### EXERCISE AIM
What follows are records. Restate all of them word for word.

## START STORED RECORDS

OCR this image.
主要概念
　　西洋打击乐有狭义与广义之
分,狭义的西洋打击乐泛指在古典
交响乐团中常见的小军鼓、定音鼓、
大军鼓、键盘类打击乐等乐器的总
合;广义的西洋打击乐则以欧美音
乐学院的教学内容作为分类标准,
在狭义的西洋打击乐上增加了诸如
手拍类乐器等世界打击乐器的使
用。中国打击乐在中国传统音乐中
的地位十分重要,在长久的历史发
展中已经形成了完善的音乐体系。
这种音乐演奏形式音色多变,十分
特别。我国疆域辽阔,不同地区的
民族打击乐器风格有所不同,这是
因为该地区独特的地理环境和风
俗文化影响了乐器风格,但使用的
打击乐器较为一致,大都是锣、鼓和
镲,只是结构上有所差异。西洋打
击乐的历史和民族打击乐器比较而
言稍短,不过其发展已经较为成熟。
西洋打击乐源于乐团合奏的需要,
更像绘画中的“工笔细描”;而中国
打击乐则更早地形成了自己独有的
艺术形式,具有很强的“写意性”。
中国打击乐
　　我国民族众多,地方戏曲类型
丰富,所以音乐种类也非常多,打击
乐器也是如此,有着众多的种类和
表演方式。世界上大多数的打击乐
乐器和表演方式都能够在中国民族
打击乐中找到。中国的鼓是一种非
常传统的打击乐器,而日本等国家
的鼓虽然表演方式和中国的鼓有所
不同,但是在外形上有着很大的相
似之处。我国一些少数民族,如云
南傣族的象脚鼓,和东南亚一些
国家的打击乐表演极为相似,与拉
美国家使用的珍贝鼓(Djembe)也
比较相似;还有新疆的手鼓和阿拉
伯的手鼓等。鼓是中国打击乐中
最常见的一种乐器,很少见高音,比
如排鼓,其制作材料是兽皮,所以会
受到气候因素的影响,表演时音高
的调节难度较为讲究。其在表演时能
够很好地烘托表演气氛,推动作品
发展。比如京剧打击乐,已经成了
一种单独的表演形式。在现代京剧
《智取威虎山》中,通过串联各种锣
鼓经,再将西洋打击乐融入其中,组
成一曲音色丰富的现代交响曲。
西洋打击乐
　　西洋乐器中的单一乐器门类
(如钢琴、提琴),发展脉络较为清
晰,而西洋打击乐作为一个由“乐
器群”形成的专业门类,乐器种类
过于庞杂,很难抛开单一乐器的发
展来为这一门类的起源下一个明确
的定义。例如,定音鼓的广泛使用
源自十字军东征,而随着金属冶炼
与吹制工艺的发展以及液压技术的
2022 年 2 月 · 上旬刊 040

## END STORED RECORDS

### WRITTEN SOLUTION
OCR this image.
主要概念
　　西洋打击乐有狭义与广义之
分,狭义的西洋打击乐泛指在古典
交响乐团中常见的小军鼓、定音鼓、
大军鼓、键盘类打击乐等乐器的总
合;广义的西洋打击乐则以欧美音
乐学院的教学内容作为分类标准,
在狭义的西洋打击乐上增加了诸如
手拍类乐器等世界打击乐器的使
用。中国打击乐在中国传统音乐中
的地位十分重要,在长久的历史发
展中已经形成了完善的音乐体系。
这种音乐演奏形式音色多变,十分
特别。我国疆域辽阔,不同地区的
民族打击乐器风格有所不同,这是
因为该地区独特的地理环境和风
俗文化影响了乐器风格,但使用的
打击乐器较为一致,大都是锣、鼓和
镲,只是结构上有所差异。西洋打
击乐的历史和民族打击乐器比较而
言稍短,不过其发展已经较为成熟。
西洋打击乐源于乐团合奏的需要,
更像绘画中的“工笔细描”;而中国
打击乐则更早地形成了自己独有的
艺术形式,具有很强的“写意性”。
中国打击乐
　　我国民族众多,地方戏曲类型
丰富,所以音乐种类也非常多,打击
乐器也是如此,有着众多的种类和
表演方式。世界上大多数的打击乐
乐器和表演方式都能够在中国民族
打击乐中找到。中国的鼓是一种非
常传统的打击乐器,而日本等国家
的鼓虽然表演方式和中国的鼓有所
不同,但是在外形上有着很大的相
似之处。我国一些少数民族,如云
南傣族的象脚鼓,和东南亚一些
国家的打击乐表演极为相似,与拉
美国家使用的珍贝鼓(Djembe)也
比较相似;还有新疆的手鼓和阿拉
伯的手鼓等。鼓是中国打击乐中
最常见的一种乐器,很少见高音,比
如排鼓,其制作材料是兽皮,所以会
受到气候因素的影响,表演时音高
的调节难度较为讲究。其在表演时能
够很好地烘托表演气氛,推动作品
发展。比如京剧打击乐,已经成了
一种单独的表演形式。在现代京剧
《智取威虎山》中,通过串联各种锣
鼓经,再将西洋打击乐融入其中,组
成一曲音色丰富的现代交响曲。
西洋打击乐
　　西洋乐器中的单一乐器门类
(如钢琴、提琴),发展脉络较为清
晰,而西洋打击乐作为一个由“乐
器群”形成的专业门类,乐器种类
过于庞杂,很难抛开单一乐器的发
展来为这一门类的起源下一个明确
的定义。例如,定音鼓的广泛使用
源自十字军东征,而随着金属冶炼
与吹制工艺的发展以及液压技术的
2022 年 2 月 · 上旬刊 040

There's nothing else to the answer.